**Problem to solve**
Write out the entries below once more, exactly, with the pictures left out.
┄┄┄┄┄┄
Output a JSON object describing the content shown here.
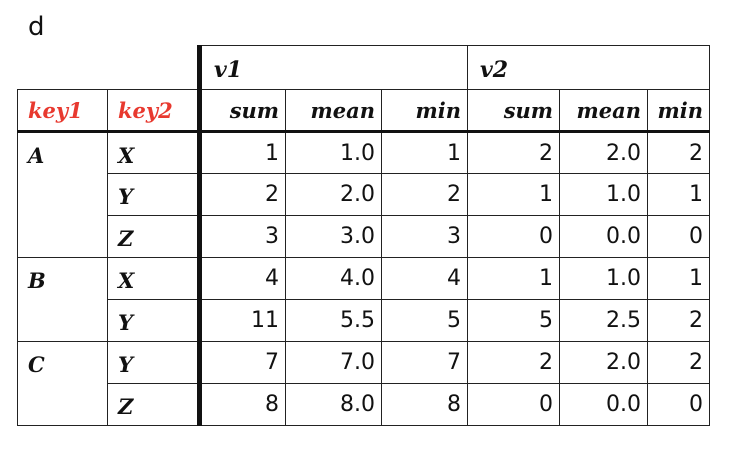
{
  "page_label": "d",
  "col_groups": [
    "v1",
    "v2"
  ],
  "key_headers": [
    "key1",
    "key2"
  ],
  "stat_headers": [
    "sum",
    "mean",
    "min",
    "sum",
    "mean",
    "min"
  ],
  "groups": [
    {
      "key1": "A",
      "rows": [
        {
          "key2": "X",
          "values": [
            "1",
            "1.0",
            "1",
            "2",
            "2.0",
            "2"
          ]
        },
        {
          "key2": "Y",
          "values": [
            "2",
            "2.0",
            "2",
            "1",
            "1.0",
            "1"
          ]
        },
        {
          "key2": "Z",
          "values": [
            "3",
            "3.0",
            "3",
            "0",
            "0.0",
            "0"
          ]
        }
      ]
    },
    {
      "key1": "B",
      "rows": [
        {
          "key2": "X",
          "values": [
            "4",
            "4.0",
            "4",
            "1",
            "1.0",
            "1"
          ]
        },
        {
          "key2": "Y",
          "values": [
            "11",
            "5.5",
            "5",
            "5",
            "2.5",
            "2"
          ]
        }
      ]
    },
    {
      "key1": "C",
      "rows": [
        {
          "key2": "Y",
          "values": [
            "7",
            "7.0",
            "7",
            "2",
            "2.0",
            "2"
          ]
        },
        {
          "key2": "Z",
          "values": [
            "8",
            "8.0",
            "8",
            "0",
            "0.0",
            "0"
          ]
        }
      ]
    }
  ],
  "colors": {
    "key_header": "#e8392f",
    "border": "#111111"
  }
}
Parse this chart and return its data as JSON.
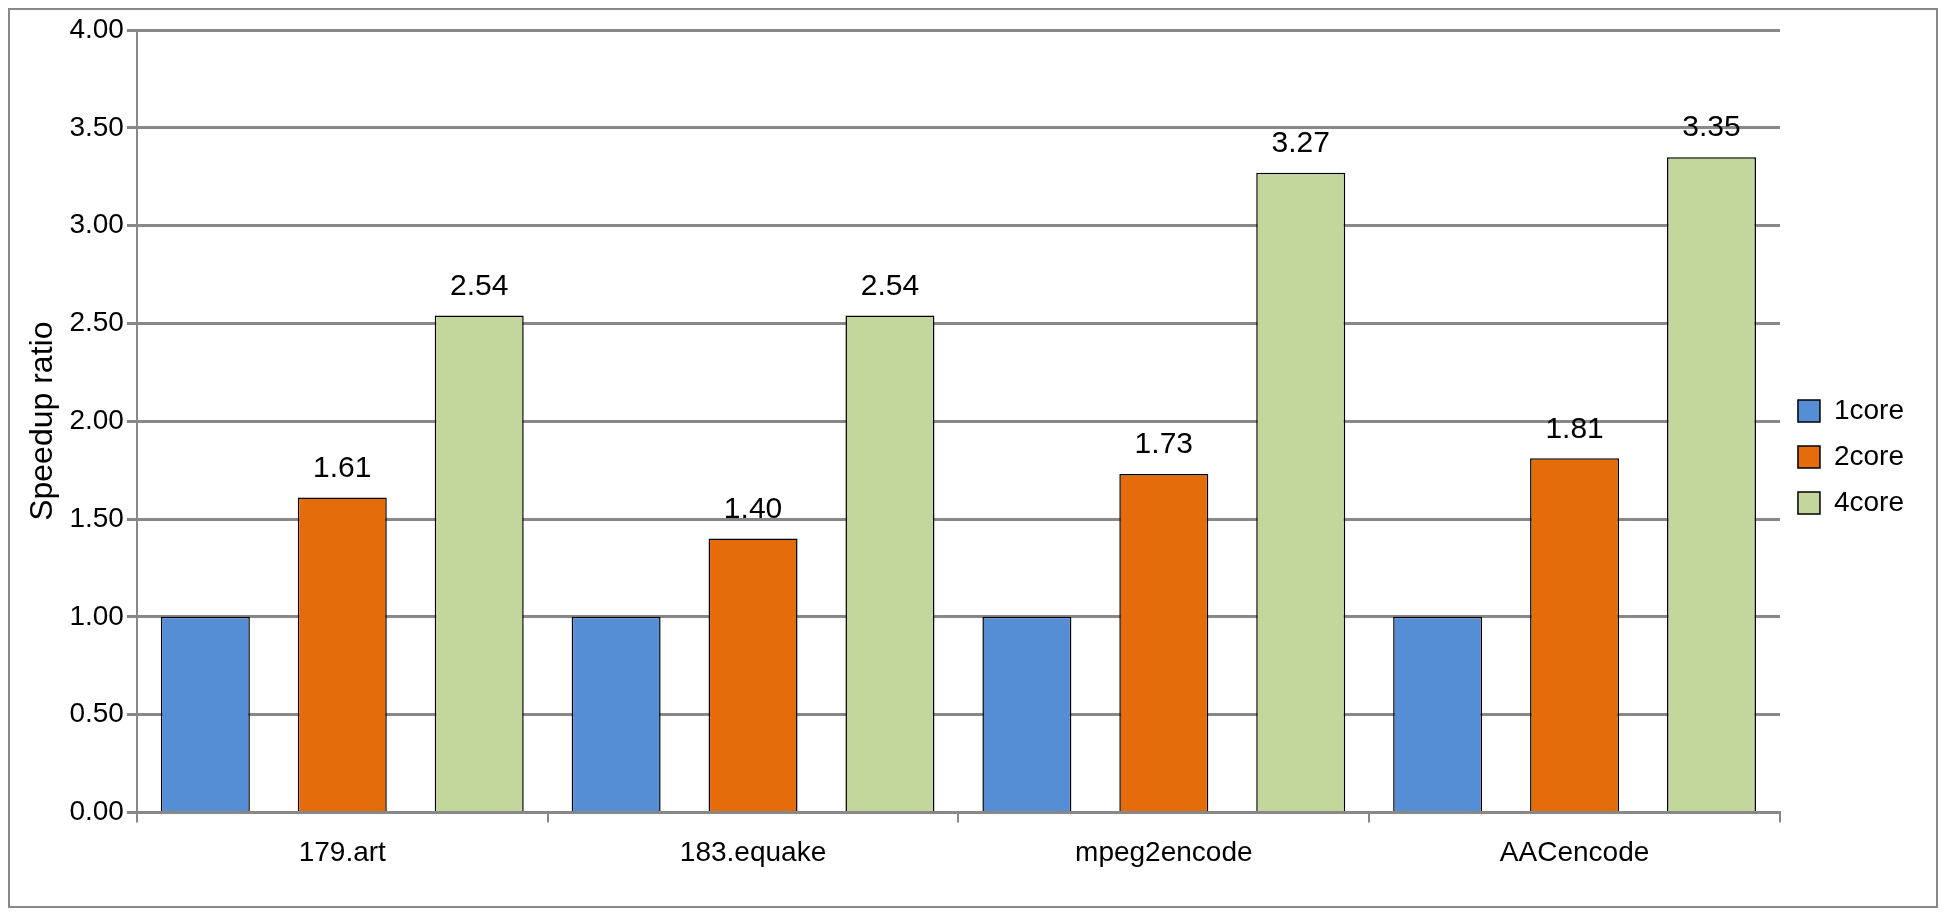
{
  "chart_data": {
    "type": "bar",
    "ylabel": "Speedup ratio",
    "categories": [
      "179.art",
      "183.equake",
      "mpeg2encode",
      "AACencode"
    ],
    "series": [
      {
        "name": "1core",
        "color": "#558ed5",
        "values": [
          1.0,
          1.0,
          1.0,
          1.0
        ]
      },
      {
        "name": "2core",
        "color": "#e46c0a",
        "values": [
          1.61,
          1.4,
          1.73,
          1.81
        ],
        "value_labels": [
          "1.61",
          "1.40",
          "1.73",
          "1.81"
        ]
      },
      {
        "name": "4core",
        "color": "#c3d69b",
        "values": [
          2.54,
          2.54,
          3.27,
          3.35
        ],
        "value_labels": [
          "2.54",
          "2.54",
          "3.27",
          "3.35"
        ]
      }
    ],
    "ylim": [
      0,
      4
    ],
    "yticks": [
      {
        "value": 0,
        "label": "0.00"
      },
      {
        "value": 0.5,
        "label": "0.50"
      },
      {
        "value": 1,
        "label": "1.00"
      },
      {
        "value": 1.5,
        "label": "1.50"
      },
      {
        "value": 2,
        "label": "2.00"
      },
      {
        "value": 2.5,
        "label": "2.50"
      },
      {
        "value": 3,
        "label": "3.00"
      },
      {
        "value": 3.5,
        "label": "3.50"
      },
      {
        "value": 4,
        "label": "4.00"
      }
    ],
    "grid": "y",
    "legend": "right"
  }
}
┄┄┄┄┄┄
**Solution for this task**
Output a JSON object describing the content shown here.
{
  "page_label": "d",
  "col_groups": [
    "v1",
    "v2"
  ],
  "key_headers": [
    "key1",
    "key2"
  ],
  "stat_headers": [
    "sum",
    "mean",
    "min",
    "sum",
    "mean",
    "min"
  ],
  "groups": [
    {
      "key1": "A",
      "rows": [
        {
          "key2": "X",
          "values": [
            "1",
            "1.0",
            "1",
            "2",
            "2.0",
            "2"
          ]
        },
        {
          "key2": "Y",
          "values": [
            "2",
            "2.0",
            "2",
            "1",
            "1.0",
            "1"
          ]
        },
        {
          "key2": "Z",
          "values": [
            "3",
            "3.0",
            "3",
            "0",
            "0.0",
            "0"
          ]
        }
      ]
    },
    {
      "key1": "B",
      "rows": [
        {
          "key2": "X",
          "values": [
            "4",
            "4.0",
            "4",
            "1",
            "1.0",
            "1"
          ]
        },
        {
          "key2": "Y",
          "values": [
            "11",
            "5.5",
            "5",
            "5",
            "2.5",
            "2"
          ]
        }
      ]
    },
    {
      "key1": "C",
      "rows": [
        {
          "key2": "Y",
          "values": [
            "7",
            "7.0",
            "7",
            "2",
            "2.0",
            "2"
          ]
        },
        {
          "key2": "Z",
          "values": [
            "8",
            "8.0",
            "8",
            "0",
            "0.0",
            "0"
          ]
        }
      ]
    }
  ],
  "colors": {
    "key_header": "#e8392f",
    "border": "#111111"
  }
}
Parse this chart and return its data as JSON.
{
  "chart_data": {
    "type": "bar",
    "ylabel": "Speedup ratio",
    "categories": [
      "179.art",
      "183.equake",
      "mpeg2encode",
      "AACencode"
    ],
    "series": [
      {
        "name": "1core",
        "color": "#558ed5",
        "values": [
          1.0,
          1.0,
          1.0,
          1.0
        ]
      },
      {
        "name": "2core",
        "color": "#e46c0a",
        "values": [
          1.61,
          1.4,
          1.73,
          1.81
        ],
        "value_labels": [
          "1.61",
          "1.40",
          "1.73",
          "1.81"
        ]
      },
      {
        "name": "4core",
        "color": "#c3d69b",
        "values": [
          2.54,
          2.54,
          3.27,
          3.35
        ],
        "value_labels": [
          "2.54",
          "2.54",
          "3.27",
          "3.35"
        ]
      }
    ],
    "ylim": [
      0,
      4
    ],
    "yticks": [
      {
        "value": 0,
        "label": "0.00"
      },
      {
        "value": 0.5,
        "label": "0.50"
      },
      {
        "value": 1,
        "label": "1.00"
      },
      {
        "value": 1.5,
        "label": "1.50"
      },
      {
        "value": 2,
        "label": "2.00"
      },
      {
        "value": 2.5,
        "label": "2.50"
      },
      {
        "value": 3,
        "label": "3.00"
      },
      {
        "value": 3.5,
        "label": "3.50"
      },
      {
        "value": 4,
        "label": "4.00"
      }
    ],
    "grid": "y",
    "legend": "right"
  }
}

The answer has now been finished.